▶ _What the task requires_: Reply with one number: how many lines contain the word "قوله".

-- Start of Provided material --

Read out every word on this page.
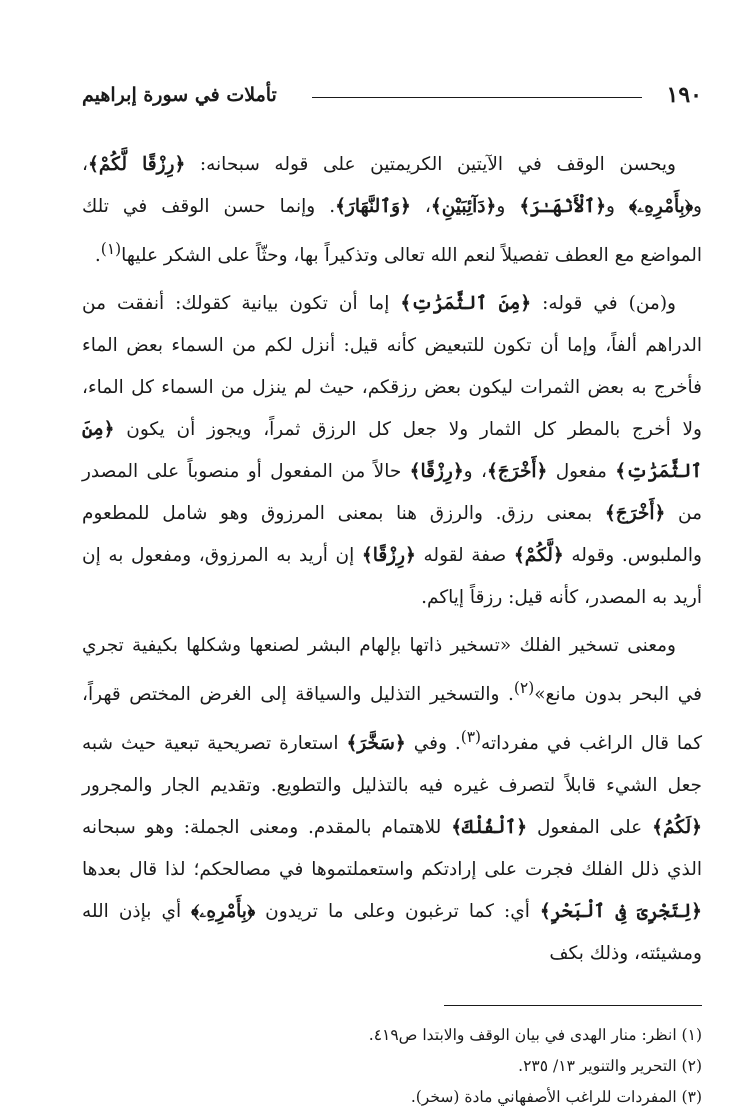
١٩٠
تأملات في سورة إبراهيم

ويحسن الوقف في الآيتين الكريمتين على قوله سبحانه: ﴿رِزْقًا لَّكُمْ﴾، و﴿بِأَمْرِهِۦ﴾ و﴿ٱلْأَنْهَـٰرَ﴾ و﴿دَآئِبَيْنِ﴾، ﴿وَٱلنَّهَارَ﴾. وإنما حسن الوقف في تلك المواضع مع العطف تفصيلاً لنعم الله تعالى وتذكيراً بها، وحثّاً على الشكر عليها$^{(١)}$.

و(من) في قوله: ﴿مِنَ ٱلثَّمَرَٰتِ﴾ إما أن تكون بيانية كقولك: أنفقت من الدراهم ألفاً، وإما أن تكون للتبعيض كأنه قيل: أنزل لكم من السماء بعض الماء فأخرج به بعض الثمرات ليكون بعض رزقكم، حيث لم ينزل من السماء كل الماء، ولا أخرج بالمطر كل الثمار ولا جعل كل الرزق ثمراً، ويجوز أن يكون ﴿مِنَ ٱلثَّمَرَٰتِ﴾ مفعول ﴿أَخْرَجَ﴾، و﴿رِزْقًا﴾ حالاً من المفعول أو منصوباً على المصدر من ﴿أَخْرَجَ﴾ بمعنى رزق. والرزق هنا بمعنى المرزوق وهو شامل للمطعوم والملبوس. وقوله ﴿لَّكُمْ﴾ صفة لقوله ﴿رِزْقًا﴾ إن أريد به المرزوق، ومفعول به إن أريد به المصدر، كأنه قيل: رزقاً إياكم.

ومعنى تسخير الفلك «تسخير ذاتها بإلهام البشر لصنعها وشكلها بكيفية تجري في البحر بدون مانع»$^{(٢)}$. والتسخير التذليل والسياقة إلى الغرض المختص قهراً، كما قال الراغب في مفرداته$^{(٣)}$. وفي ﴿سَخَّرَ﴾ استعارة تصريحية تبعية حيث شبه جعل الشيء قابلاً لتصرف غيره فيه بالتذليل والتطويع. وتقديم الجار والمجرور ﴿لَكُمُ﴾ على المفعول ﴿ٱلْفُلْكَ﴾ للاهتمام بالمقدم. ومعنى الجملة: وهو سبحانه الذي ذلل الفلك فجرت على إرادتكم واستعملتموها في مصالحكم؛ لذا قال بعدها ﴿لِتَجْرِىَ فِى ٱلْبَحْرِ﴾ أي: كما ترغبون وعلى ما تريدون ﴿بِأَمْرِهِۦ﴾ أي بإذن الله ومشيئته، وذلك بكف

(١) انظر: منار الهدى في بيان الوقف والابتدا ص٤١٩.

(٢) التحرير والتنوير ١٣/ ٢٣٥.

(٣) المفردات للراغب الأصفهاني مادة (سخر).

-- End of Provided material --

▶ _Output for this task_: 2